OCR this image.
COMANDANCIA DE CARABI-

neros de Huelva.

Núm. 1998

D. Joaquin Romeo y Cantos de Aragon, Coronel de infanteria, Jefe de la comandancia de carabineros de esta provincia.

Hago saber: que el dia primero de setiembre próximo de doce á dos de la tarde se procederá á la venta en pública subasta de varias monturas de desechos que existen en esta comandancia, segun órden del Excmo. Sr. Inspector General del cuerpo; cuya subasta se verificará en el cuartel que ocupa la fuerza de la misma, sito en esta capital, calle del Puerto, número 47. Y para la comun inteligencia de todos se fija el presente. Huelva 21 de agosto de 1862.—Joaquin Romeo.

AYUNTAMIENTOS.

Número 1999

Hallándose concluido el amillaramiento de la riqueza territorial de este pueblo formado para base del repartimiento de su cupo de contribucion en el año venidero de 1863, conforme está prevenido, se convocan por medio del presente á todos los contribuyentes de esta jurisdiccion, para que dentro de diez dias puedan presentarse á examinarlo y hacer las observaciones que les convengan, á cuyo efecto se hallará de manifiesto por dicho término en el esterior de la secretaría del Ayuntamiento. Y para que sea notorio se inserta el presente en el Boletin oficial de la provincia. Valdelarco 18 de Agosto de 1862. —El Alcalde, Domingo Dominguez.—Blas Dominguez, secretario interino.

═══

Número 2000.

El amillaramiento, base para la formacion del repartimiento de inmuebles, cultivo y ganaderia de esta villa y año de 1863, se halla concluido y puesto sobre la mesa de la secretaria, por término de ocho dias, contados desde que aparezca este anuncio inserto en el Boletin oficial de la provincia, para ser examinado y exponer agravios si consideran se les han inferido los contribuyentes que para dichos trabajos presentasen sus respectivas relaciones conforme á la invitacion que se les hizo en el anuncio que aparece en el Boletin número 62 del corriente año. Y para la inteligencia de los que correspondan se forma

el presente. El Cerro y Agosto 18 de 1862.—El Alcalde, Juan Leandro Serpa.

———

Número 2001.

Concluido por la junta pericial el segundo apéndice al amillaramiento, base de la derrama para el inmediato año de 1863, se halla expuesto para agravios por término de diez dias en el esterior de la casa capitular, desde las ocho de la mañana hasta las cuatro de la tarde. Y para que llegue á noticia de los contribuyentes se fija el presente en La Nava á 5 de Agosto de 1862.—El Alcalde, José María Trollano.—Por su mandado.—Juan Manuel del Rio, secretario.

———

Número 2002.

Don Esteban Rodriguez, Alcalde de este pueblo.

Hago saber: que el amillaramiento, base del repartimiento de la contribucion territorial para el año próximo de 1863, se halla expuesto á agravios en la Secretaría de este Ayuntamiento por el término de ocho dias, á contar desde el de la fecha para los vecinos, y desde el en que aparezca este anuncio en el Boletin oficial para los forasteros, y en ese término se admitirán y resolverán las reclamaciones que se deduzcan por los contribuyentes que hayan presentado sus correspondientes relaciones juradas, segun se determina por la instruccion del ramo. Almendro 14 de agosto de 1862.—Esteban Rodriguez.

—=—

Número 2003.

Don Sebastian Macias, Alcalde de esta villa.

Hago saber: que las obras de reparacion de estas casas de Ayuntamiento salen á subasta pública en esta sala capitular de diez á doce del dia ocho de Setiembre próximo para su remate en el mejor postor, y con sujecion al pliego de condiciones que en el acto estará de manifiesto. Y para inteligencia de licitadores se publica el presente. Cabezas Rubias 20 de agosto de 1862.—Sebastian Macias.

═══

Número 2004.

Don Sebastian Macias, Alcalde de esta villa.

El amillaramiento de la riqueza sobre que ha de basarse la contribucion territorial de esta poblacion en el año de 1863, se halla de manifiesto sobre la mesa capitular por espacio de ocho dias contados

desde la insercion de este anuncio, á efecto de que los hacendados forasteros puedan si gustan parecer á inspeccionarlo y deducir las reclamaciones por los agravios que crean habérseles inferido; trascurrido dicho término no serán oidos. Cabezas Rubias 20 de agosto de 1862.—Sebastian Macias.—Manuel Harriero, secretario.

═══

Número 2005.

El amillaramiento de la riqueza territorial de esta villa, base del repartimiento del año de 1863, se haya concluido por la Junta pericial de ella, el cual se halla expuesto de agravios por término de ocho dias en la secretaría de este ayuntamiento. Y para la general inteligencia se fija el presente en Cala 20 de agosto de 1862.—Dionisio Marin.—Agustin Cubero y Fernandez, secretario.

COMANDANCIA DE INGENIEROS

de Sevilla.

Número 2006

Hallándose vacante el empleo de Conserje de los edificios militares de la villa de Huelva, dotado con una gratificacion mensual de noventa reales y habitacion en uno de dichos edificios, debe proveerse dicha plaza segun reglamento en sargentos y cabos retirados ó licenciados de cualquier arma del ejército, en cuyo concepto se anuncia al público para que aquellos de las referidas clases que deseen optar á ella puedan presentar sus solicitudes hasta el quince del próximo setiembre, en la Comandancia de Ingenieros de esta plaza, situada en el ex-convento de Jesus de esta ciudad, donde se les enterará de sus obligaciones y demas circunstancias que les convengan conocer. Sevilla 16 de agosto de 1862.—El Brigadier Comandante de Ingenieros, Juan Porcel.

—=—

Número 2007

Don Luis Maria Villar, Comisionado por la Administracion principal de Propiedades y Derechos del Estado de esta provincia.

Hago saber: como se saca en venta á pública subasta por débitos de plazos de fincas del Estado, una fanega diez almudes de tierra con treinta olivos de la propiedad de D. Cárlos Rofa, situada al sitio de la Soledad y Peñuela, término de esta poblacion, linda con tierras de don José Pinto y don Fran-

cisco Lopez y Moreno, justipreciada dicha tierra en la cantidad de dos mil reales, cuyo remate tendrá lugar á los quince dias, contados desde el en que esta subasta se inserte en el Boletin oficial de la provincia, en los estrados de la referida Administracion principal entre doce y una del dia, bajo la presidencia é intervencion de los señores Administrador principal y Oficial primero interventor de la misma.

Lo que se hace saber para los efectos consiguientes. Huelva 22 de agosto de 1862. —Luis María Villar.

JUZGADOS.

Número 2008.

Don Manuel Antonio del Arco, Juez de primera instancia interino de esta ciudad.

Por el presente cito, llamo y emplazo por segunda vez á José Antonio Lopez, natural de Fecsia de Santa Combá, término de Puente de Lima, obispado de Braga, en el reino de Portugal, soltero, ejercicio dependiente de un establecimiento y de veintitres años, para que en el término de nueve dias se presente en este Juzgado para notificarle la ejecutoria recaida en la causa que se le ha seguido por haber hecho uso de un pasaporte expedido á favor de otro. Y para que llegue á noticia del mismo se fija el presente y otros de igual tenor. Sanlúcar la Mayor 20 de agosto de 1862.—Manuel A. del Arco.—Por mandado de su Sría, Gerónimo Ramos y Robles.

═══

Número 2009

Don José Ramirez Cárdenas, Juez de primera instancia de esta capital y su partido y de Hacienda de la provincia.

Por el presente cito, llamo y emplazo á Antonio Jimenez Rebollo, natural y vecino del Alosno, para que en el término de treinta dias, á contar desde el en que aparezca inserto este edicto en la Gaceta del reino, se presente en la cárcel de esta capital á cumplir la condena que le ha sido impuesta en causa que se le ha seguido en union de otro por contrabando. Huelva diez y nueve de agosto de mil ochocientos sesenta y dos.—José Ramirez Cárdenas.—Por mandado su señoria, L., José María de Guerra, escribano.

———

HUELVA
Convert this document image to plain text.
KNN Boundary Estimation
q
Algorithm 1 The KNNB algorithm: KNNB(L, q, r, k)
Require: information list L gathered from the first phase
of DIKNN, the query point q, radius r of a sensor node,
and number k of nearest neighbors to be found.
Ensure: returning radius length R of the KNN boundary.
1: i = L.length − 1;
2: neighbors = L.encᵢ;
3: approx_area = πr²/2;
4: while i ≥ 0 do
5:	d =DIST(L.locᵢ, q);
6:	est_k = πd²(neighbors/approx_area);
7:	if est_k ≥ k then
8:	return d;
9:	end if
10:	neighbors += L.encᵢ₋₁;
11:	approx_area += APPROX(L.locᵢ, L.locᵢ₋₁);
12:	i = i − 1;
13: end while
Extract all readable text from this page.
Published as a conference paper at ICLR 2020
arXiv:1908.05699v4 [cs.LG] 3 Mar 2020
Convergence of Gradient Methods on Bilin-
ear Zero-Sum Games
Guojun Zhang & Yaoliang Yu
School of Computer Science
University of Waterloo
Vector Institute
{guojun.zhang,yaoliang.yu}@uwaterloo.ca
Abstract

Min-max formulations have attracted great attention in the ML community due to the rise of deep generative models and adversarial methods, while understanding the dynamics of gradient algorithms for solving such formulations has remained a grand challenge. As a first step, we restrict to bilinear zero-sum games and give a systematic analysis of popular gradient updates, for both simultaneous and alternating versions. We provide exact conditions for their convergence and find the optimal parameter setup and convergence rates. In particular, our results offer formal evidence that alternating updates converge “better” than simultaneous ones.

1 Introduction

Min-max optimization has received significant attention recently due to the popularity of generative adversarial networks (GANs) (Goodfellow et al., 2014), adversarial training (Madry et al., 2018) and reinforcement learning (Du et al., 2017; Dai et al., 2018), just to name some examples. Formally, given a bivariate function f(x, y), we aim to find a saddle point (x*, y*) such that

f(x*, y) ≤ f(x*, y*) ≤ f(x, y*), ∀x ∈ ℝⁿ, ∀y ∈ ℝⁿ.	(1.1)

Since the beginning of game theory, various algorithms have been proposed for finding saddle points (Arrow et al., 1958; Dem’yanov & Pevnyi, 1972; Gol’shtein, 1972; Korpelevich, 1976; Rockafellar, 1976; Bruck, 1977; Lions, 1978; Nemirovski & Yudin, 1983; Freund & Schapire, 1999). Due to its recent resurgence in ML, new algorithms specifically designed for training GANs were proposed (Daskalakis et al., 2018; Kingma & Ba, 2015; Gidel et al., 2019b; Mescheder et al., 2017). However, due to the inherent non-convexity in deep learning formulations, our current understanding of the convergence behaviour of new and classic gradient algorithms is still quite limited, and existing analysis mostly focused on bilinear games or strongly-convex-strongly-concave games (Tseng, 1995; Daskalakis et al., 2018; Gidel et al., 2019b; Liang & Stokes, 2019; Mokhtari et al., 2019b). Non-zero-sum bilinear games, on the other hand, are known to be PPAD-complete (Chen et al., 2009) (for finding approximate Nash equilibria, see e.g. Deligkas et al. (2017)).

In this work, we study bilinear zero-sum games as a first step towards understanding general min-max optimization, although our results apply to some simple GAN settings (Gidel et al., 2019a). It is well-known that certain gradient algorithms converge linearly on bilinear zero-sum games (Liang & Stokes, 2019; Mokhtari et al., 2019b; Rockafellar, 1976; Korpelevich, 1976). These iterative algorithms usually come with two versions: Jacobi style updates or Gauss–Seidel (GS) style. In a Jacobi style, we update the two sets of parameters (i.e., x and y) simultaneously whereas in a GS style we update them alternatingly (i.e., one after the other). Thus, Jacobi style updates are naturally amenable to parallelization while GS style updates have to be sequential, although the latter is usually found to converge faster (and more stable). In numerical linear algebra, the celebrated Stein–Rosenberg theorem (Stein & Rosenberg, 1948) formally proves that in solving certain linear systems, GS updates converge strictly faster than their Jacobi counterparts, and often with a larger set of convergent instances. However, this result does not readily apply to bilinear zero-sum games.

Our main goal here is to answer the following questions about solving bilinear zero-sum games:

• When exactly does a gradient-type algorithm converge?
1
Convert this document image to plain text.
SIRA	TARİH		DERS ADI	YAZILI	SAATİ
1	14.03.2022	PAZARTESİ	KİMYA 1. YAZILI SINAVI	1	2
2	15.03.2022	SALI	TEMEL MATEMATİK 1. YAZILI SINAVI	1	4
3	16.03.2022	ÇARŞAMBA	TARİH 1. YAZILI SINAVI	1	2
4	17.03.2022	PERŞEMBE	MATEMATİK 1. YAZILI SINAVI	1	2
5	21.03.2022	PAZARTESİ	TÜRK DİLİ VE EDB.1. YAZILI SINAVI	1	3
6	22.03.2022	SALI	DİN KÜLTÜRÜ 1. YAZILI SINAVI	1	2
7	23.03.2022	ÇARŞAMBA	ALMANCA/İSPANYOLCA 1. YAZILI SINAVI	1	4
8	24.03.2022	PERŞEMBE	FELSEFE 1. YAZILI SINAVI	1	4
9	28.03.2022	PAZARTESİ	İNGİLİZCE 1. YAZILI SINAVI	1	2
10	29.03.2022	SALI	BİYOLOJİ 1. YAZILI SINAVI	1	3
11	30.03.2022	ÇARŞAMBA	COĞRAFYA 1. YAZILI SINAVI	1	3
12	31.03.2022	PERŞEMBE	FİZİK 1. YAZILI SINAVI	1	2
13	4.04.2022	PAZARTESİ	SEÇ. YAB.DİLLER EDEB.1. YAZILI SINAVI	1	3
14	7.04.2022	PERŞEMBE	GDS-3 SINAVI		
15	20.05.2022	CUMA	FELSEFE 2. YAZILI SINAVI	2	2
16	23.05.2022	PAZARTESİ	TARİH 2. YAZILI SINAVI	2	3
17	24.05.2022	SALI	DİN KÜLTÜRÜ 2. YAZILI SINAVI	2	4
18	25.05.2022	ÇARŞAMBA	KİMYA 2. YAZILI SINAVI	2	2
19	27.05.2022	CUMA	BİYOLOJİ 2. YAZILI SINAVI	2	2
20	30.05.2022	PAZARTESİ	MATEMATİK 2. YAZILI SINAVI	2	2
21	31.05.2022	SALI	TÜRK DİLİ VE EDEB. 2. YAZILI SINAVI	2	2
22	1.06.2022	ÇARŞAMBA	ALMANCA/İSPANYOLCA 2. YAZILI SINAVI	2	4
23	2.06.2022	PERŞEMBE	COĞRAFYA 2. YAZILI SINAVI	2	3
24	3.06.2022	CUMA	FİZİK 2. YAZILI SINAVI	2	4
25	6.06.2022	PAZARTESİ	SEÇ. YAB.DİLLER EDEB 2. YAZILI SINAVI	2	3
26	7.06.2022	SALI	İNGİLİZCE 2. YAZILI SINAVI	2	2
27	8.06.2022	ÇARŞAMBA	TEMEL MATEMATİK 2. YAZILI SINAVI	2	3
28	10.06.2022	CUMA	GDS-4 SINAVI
* * *
# Your task
Return every line holding the word "neighbors" from the records.

# Written solution
and number k of nearest neighbors to be found.
2: neighbors = L.encᵢ;
6:	est_k = πd²(neighbors/approx_area);
10:	neighbors += L.encᵢ₋₁;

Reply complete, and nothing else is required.